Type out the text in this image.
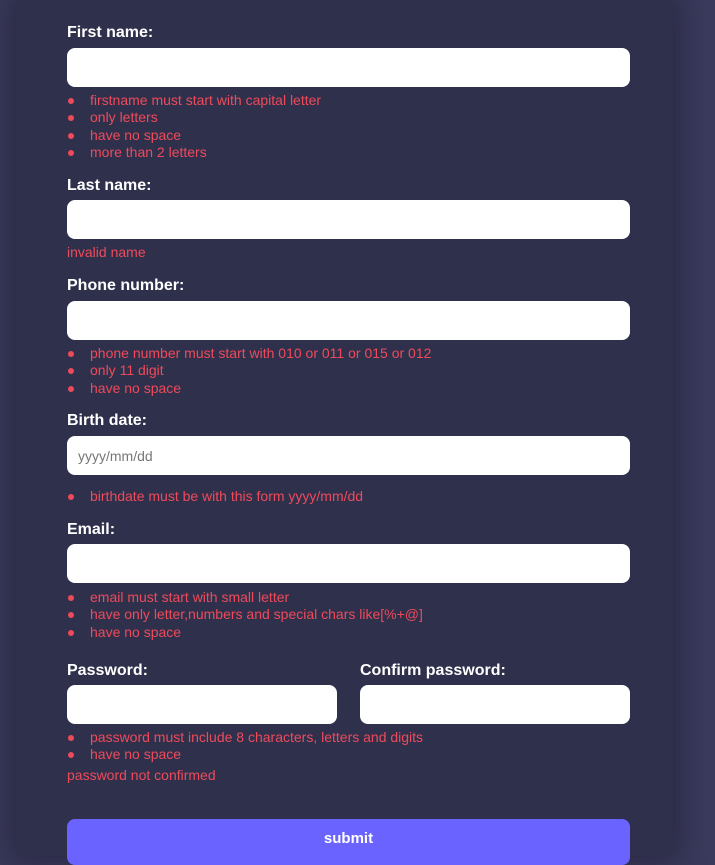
First name:
firstname must start with capital letter
only letters
have no space
more than 2 letters
Last name:
invalid name
Phone number:
phone number must start with 010 or 011 or 015 or 012
only 11 digit
have no space
Birth date:
yyyy/mm/dd
birthdate must be with this form yyyy/mm/dd
Email:
email must start with small letter
have only letter,numbers and special chars like[%+@]
have no space
Password:	Confirm password:
password must include 8 characters, letters and digits
have no space
password not confirmed
submit
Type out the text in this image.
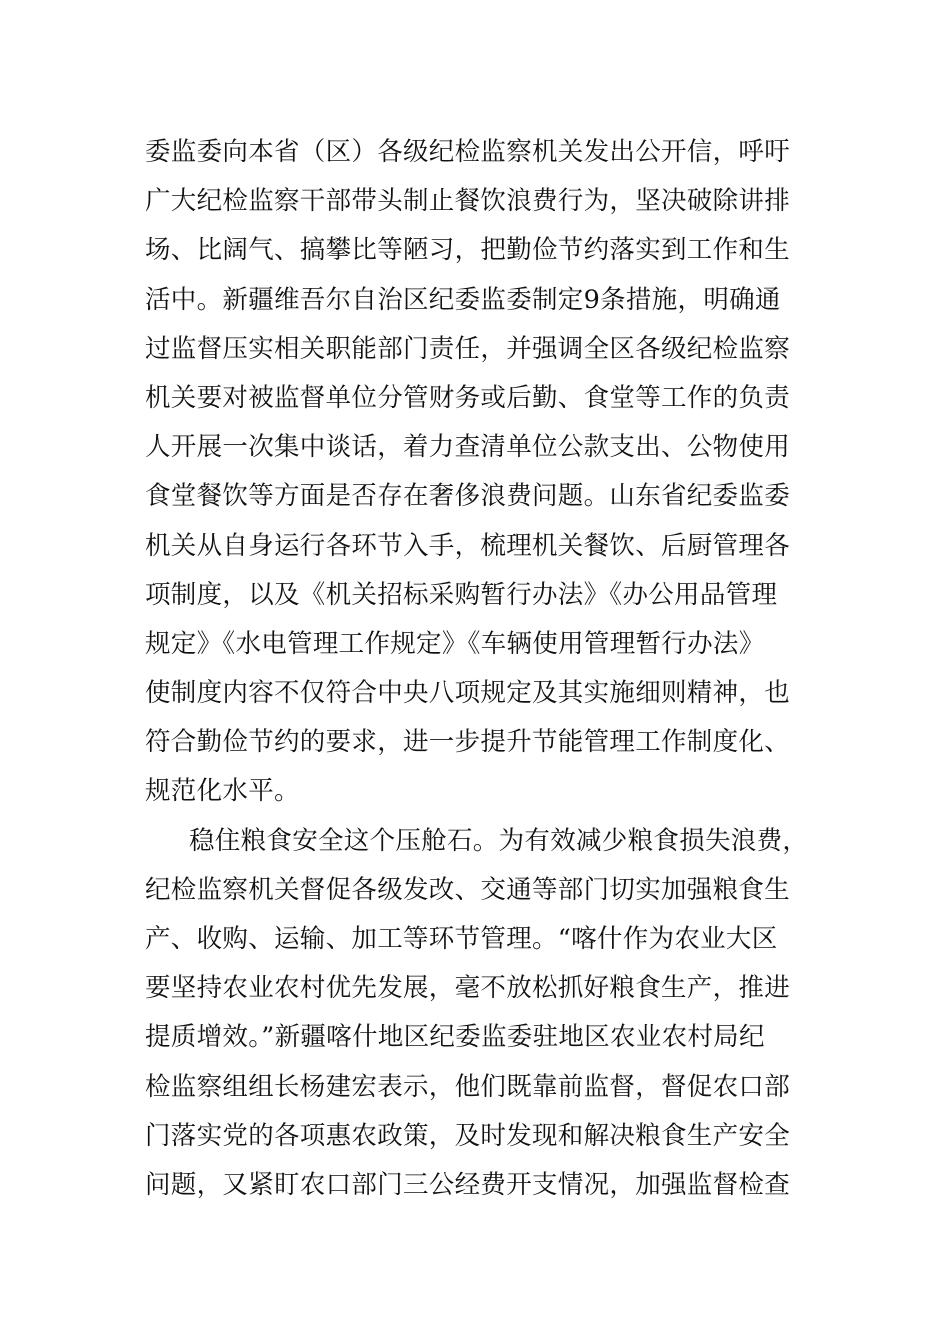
委监委向本省（区）各级纪检监察机关发出公开信，呼吁
广大纪检监察干部带头制止餐饮浪费行为，坚决破除讲排
场、比阔气、搞攀比等陋习，把勤俭节约落实到工作和生
活中。新疆维吾尔自治区纪委监委制定9条措施，明确通
过监督压实相关职能部门责任，并强调全区各级纪检监察
机关要对被监督单位分管财务或后勤、食堂等工作的负责
人开展一次集中谈话，着力查清单位公款支出、公物使用
食堂餐饮等方面是否存在奢侈浪费问题。山东省纪委监委
机关从自身运行各环节入手，梳理机关餐饮、后厨管理各
项制度，以及《机关招标采购暂行办法》《办公用品管理
规定》《水电管理工作规定》《车辆使用管理暂行办法》
使制度内容不仅符合中央八项规定及其实施细则精神，也
符合勤俭节约的要求，进一步提升节能管理工作制度化、
规范化水平。
稳住粮食安全这个压舱石。为有效减少粮食损失浪费，
纪检监察机关督促各级发改、交通等部门切实加强粮食生
产、收购、运输、加工等环节管理。“喀什作为农业大区
要坚持农业农村优先发展，毫不放松抓好粮食生产，推进
提质增效。”新疆喀什地区纪委监委驻地区农业农村局纪
检监察组组长杨建宏表示，他们既靠前监督，督促农口部
门落实党的各项惠农政策，及时发现和解决粮食生产安全
问题，又紧盯农口部门三公经费开支情况，加强监督检查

TASK DETAILS: Without including any pictures, print each record exactly.

THE COMPLETED TASK:
Type out the text in this image.
First name:
firstname must start with capital letter
only letters
have no space
more than 2 letters
Last name:
invalid name
Phone number:
phone number must start with 010 or 011 or 015 or 012
only 11 digit
have no space
Birth date:
yyyy/mm/dd
birthdate must be with this form yyyy/mm/dd
Email:
email must start with small letter
have only letter,numbers and special chars like[%+@]
have no space
Password:	Confirm password:
password must include 8 characters, letters and digits
have no space
password not confirmed
submit
Type out the text in this image.
委监委向本省（区）各级纪检监察机关发出公开信，呼吁
广大纪检监察干部带头制止餐饮浪费行为，坚决破除讲排
场、比阔气、搞攀比等陋习，把勤俭节约落实到工作和生
活中。新疆维吾尔自治区纪委监委制定9条措施，明确通
过监督压实相关职能部门责任，并强调全区各级纪检监察
机关要对被监督单位分管财务或后勤、食堂等工作的负责
人开展一次集中谈话，着力查清单位公款支出、公物使用
食堂餐饮等方面是否存在奢侈浪费问题。山东省纪委监委
机关从自身运行各环节入手，梳理机关餐饮、后厨管理各
项制度，以及《机关招标采购暂行办法》《办公用品管理
规定》《水电管理工作规定》《车辆使用管理暂行办法》
使制度内容不仅符合中央八项规定及其实施细则精神，也
符合勤俭节约的要求，进一步提升节能管理工作制度化、
规范化水平。
稳住粮食安全这个压舱石。为有效减少粮食损失浪费，
纪检监察机关督促各级发改、交通等部门切实加强粮食生
产、收购、运输、加工等环节管理。“喀什作为农业大区
要坚持农业农村优先发展，毫不放松抓好粮食生产，推进
提质增效。”新疆喀什地区纪委监委驻地区农业农村局纪
检监察组组长杨建宏表示，他们既靠前监督，督促农口部
门落实党的各项惠农政策，及时发现和解决粮食生产安全
问题，又紧盯农口部门三公经费开支情况，加强监督检查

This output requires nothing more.